(begin)
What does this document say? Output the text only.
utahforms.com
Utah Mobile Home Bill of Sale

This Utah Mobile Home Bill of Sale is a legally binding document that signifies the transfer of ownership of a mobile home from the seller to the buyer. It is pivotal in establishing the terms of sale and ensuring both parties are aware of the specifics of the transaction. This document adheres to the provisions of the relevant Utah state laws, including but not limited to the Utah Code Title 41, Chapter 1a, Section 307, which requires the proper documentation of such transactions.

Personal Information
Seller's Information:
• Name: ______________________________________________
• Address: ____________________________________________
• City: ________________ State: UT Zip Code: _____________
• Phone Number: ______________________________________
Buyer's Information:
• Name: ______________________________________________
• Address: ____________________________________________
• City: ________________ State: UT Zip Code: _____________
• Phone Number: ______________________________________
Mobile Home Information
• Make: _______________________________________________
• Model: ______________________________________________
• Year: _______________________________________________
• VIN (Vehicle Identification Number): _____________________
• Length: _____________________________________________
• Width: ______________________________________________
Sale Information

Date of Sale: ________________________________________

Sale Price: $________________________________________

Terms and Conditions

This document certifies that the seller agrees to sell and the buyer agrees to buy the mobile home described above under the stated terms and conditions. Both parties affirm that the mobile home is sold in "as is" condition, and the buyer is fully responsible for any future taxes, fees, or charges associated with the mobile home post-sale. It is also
(end)
Count the lines of these entries that hold the string "parties", and give only that number.

### TASK OUTPUT
2